REQUIREMENT:
From the entries below, gather every line containing the string "JSON".

[Entries from a dataset]

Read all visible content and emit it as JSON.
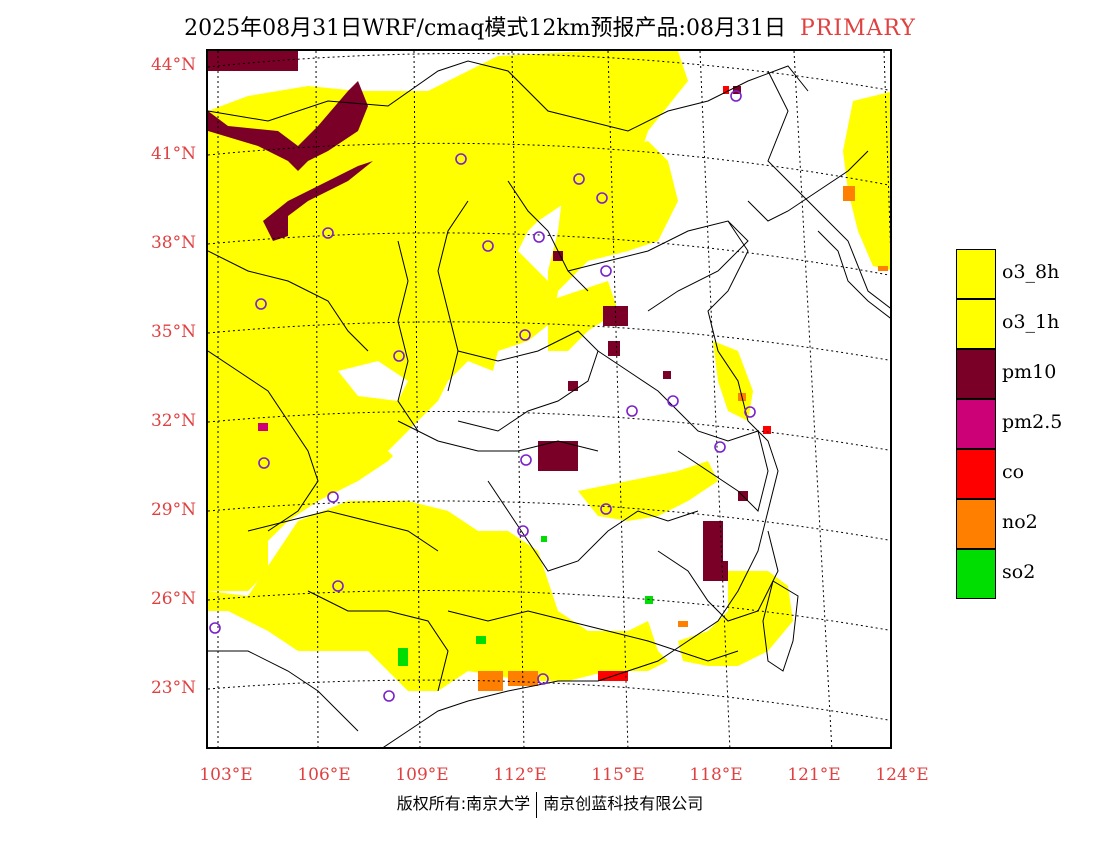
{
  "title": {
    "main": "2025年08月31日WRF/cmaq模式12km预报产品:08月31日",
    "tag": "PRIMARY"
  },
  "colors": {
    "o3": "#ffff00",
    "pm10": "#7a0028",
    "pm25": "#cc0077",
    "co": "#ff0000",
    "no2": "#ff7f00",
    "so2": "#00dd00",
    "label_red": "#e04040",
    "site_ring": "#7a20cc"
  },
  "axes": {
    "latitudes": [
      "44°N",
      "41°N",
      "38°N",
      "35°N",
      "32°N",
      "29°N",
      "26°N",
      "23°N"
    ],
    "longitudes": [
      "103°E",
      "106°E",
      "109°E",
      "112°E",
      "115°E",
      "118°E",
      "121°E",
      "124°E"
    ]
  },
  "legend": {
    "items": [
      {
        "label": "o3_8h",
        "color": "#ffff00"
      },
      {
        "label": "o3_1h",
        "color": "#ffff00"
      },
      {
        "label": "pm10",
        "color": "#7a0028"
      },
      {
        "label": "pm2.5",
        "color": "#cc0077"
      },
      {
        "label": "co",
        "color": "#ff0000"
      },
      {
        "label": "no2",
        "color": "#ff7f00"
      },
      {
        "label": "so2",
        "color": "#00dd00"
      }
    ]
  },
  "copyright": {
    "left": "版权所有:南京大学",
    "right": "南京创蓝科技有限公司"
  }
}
...
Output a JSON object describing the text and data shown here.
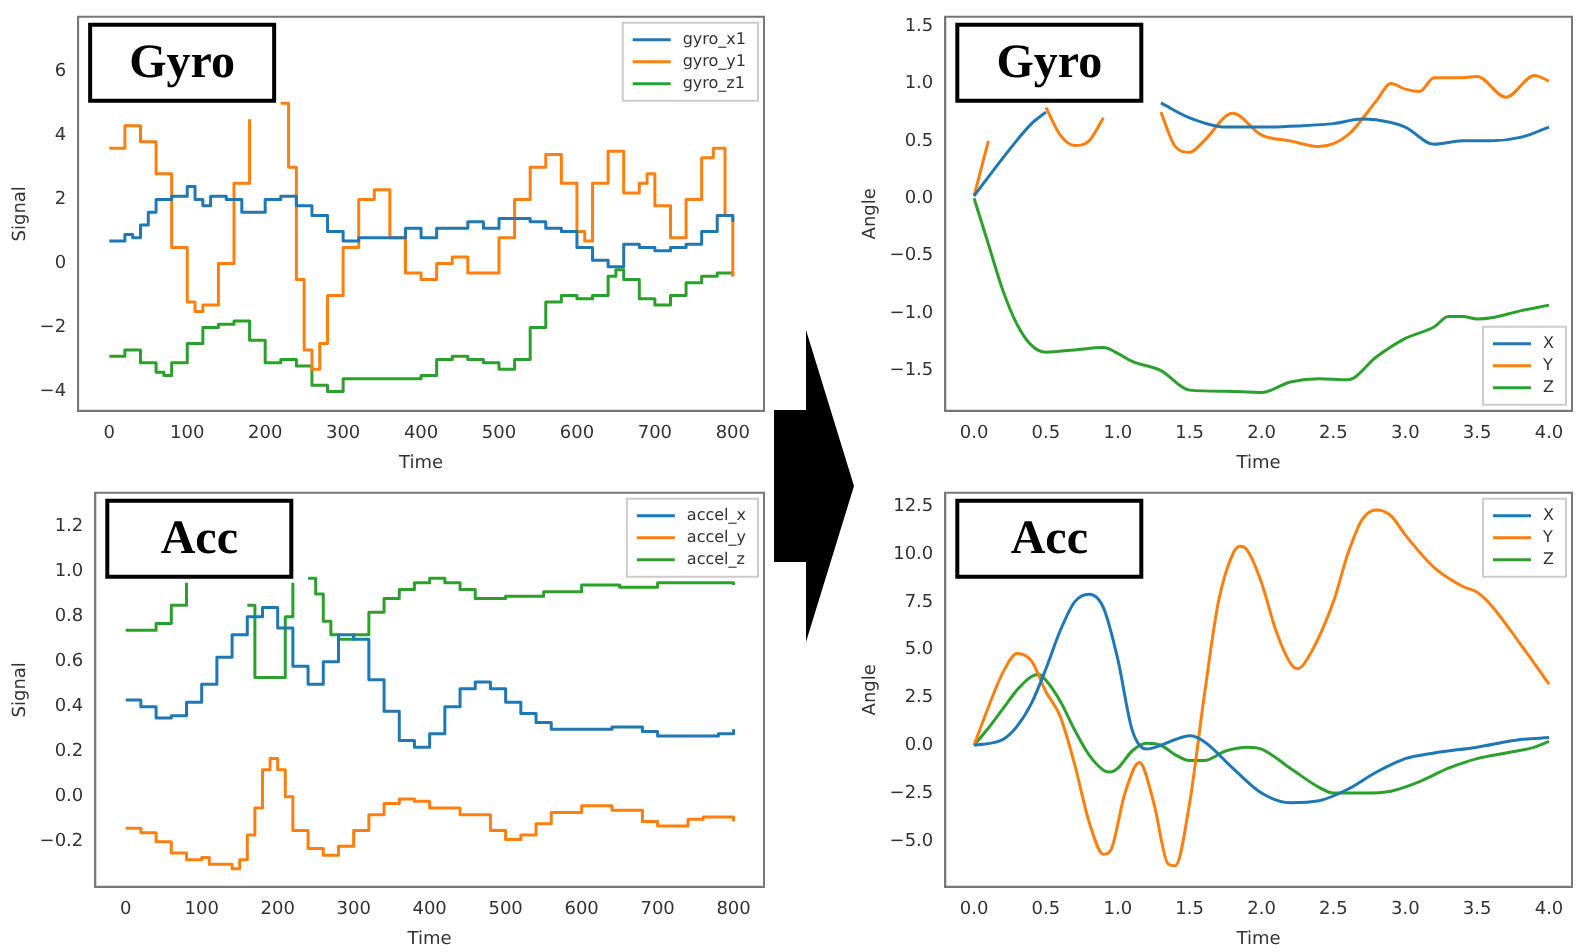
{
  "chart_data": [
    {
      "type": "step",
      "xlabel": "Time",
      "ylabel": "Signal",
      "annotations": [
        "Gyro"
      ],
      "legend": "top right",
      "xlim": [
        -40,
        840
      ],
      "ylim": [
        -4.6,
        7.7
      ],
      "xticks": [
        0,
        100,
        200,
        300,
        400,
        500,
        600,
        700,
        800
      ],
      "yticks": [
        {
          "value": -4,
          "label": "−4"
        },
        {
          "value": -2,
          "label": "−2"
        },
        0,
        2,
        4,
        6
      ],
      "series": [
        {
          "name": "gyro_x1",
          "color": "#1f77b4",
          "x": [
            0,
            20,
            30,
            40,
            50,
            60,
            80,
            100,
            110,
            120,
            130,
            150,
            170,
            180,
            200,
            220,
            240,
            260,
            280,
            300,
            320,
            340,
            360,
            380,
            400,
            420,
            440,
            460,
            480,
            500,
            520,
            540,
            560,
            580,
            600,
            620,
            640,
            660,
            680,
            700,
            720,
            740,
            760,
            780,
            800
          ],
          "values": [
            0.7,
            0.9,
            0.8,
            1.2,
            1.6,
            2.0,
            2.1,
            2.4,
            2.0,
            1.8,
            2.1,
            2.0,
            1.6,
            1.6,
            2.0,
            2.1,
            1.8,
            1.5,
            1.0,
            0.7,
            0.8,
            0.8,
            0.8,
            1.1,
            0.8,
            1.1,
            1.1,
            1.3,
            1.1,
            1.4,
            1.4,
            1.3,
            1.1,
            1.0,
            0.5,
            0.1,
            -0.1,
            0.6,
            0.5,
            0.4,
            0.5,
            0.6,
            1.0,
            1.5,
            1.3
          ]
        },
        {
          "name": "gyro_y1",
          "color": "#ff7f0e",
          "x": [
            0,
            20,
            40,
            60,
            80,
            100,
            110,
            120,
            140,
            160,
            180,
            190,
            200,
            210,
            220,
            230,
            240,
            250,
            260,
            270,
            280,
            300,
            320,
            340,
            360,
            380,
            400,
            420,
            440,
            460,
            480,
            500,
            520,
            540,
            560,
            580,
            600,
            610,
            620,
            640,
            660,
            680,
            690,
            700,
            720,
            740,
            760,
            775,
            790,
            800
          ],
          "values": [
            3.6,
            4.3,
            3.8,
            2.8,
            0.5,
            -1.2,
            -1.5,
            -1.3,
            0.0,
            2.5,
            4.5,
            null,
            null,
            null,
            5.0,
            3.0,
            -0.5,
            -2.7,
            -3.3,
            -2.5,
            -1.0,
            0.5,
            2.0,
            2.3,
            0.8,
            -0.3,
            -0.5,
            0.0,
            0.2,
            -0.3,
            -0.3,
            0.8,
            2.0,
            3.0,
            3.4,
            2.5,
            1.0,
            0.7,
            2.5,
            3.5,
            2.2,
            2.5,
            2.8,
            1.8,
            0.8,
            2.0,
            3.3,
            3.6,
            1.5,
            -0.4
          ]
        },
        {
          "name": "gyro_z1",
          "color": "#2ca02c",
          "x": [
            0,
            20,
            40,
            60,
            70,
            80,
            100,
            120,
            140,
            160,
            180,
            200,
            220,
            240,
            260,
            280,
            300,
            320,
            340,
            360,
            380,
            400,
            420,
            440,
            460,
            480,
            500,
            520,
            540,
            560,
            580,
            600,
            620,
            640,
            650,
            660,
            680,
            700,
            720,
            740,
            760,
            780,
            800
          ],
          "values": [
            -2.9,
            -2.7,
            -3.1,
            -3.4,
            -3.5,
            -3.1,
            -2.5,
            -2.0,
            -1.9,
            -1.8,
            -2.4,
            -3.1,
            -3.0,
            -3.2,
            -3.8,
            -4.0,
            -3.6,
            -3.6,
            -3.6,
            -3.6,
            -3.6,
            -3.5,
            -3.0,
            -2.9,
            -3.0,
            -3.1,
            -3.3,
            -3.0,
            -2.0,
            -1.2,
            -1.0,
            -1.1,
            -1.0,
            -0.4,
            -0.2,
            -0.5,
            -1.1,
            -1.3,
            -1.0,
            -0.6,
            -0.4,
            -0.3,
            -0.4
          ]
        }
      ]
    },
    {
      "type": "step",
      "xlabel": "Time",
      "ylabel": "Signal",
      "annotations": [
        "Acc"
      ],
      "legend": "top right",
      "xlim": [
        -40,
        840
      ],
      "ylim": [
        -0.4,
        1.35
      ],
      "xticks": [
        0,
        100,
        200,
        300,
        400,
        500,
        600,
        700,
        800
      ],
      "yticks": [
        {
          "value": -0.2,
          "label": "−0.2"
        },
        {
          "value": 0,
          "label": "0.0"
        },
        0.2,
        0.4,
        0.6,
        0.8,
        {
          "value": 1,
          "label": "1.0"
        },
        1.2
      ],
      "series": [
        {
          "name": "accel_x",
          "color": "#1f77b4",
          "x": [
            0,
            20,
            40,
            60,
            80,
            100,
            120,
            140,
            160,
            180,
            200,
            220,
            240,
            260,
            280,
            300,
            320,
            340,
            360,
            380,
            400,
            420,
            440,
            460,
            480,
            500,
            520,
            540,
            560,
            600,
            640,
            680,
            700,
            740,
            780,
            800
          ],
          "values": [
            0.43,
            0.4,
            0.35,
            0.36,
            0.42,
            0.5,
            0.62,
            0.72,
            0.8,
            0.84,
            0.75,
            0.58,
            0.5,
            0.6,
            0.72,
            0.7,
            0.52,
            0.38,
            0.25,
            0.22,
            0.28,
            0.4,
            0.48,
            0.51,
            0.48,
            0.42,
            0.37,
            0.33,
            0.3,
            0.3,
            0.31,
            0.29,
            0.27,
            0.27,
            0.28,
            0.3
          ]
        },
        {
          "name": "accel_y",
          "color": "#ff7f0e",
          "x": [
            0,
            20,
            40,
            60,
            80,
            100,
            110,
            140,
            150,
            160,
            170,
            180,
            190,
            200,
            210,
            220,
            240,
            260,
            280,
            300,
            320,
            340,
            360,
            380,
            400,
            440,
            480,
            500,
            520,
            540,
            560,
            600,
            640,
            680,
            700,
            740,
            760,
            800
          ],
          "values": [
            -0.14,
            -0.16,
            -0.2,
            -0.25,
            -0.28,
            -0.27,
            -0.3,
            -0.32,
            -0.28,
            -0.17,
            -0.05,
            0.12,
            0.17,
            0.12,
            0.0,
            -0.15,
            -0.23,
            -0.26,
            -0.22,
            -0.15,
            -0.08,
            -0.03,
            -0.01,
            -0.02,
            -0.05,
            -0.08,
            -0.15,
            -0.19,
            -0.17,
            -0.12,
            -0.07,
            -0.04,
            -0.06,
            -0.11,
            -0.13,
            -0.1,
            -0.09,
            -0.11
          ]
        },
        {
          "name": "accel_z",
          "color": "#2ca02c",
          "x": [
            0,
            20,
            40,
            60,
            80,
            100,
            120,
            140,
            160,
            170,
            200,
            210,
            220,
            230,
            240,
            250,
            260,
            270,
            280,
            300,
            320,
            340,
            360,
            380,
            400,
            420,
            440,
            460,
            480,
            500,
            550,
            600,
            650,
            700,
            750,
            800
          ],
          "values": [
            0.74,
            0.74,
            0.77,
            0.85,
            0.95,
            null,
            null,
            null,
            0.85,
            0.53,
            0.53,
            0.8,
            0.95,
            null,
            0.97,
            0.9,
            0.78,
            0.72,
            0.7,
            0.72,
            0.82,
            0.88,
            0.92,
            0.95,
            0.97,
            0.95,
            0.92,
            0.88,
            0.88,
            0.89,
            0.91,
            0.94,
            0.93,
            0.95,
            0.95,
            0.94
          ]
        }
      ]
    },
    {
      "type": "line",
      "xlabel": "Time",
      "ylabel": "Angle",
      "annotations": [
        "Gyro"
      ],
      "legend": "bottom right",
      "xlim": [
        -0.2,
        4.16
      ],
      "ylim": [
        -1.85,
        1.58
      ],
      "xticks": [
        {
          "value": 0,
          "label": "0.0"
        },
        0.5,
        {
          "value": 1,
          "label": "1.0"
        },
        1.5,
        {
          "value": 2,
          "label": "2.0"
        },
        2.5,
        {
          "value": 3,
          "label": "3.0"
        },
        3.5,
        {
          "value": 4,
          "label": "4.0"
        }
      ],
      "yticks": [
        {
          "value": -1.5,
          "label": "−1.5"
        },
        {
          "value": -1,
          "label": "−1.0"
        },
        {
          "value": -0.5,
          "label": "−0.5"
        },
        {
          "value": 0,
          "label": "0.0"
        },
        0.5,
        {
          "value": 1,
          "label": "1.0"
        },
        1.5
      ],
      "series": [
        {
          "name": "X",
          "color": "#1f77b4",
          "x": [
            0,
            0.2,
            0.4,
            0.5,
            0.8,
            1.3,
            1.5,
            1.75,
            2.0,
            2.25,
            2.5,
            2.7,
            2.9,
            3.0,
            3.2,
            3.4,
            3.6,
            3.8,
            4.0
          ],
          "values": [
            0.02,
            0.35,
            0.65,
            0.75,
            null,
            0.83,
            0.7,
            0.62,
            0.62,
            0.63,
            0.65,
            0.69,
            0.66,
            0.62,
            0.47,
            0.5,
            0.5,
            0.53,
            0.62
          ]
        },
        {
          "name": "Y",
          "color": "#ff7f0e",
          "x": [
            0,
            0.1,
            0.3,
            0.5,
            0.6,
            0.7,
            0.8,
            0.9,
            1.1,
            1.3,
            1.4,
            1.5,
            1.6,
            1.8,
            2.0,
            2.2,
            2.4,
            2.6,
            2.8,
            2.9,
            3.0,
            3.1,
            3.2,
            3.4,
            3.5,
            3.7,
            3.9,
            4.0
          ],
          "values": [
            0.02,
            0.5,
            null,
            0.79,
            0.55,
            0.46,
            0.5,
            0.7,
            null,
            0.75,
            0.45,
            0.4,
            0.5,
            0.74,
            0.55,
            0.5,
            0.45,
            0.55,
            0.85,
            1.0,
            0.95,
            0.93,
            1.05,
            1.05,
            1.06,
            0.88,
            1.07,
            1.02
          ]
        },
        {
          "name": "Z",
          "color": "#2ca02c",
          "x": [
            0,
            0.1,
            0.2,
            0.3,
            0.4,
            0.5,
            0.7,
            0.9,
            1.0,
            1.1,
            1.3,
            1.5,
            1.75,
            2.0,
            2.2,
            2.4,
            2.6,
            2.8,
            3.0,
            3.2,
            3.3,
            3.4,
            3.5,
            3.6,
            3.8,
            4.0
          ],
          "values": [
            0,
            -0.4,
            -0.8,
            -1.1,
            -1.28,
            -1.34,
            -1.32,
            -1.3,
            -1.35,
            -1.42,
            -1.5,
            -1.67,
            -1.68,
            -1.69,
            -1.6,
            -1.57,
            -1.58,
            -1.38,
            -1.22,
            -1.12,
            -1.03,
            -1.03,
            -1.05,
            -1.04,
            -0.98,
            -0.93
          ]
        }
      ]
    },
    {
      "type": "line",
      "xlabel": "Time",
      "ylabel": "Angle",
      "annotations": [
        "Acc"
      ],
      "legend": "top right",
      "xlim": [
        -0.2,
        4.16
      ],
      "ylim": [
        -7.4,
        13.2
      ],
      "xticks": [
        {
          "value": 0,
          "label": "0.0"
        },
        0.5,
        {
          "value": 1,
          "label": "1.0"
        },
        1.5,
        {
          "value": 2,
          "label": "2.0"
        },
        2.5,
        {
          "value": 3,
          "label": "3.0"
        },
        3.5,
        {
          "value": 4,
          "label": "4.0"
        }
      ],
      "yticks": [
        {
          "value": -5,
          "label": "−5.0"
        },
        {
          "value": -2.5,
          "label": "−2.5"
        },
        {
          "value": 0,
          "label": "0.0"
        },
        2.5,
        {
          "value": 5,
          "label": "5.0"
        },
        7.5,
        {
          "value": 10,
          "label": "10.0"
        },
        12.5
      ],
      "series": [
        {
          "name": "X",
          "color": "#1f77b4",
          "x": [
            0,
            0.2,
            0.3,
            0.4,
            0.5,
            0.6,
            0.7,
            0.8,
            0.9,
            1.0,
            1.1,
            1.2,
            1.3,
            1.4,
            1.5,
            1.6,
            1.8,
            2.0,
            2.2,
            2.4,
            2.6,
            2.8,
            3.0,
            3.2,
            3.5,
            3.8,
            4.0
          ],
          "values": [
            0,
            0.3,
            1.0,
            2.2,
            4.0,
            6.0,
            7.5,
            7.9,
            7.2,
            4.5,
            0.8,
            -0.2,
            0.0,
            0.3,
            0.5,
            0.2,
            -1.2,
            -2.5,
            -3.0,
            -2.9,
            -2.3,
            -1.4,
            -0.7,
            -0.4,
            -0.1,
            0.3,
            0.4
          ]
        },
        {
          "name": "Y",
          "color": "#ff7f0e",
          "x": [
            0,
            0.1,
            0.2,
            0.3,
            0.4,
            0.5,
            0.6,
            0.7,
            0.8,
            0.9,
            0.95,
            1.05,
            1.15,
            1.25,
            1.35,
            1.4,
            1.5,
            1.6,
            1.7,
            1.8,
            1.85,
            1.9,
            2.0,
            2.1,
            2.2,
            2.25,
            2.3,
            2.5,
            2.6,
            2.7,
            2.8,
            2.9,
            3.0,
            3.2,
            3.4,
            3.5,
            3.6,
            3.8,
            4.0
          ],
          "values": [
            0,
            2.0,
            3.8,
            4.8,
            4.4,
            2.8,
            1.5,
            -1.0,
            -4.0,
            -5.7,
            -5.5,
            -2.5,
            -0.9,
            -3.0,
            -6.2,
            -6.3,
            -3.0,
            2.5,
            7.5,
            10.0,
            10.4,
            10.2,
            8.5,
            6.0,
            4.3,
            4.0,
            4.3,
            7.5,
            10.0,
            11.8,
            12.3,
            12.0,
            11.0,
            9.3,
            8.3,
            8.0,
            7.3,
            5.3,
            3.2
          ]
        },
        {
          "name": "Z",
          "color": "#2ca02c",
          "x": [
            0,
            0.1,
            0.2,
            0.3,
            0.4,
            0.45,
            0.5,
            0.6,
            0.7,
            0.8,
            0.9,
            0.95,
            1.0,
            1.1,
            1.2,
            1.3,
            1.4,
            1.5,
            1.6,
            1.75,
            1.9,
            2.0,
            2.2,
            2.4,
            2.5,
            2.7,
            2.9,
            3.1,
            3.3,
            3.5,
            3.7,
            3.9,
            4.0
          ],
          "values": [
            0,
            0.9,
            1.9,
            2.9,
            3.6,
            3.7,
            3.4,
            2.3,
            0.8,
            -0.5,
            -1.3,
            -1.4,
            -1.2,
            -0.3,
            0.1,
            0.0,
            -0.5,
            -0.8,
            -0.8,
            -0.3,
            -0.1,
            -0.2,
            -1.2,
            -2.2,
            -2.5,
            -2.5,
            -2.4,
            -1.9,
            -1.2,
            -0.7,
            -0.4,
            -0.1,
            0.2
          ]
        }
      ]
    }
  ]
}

ANSWER TO THE EXERCISE:
Read all visible content and emit it as JSON.
Output a JSON object describing the text and data shown here.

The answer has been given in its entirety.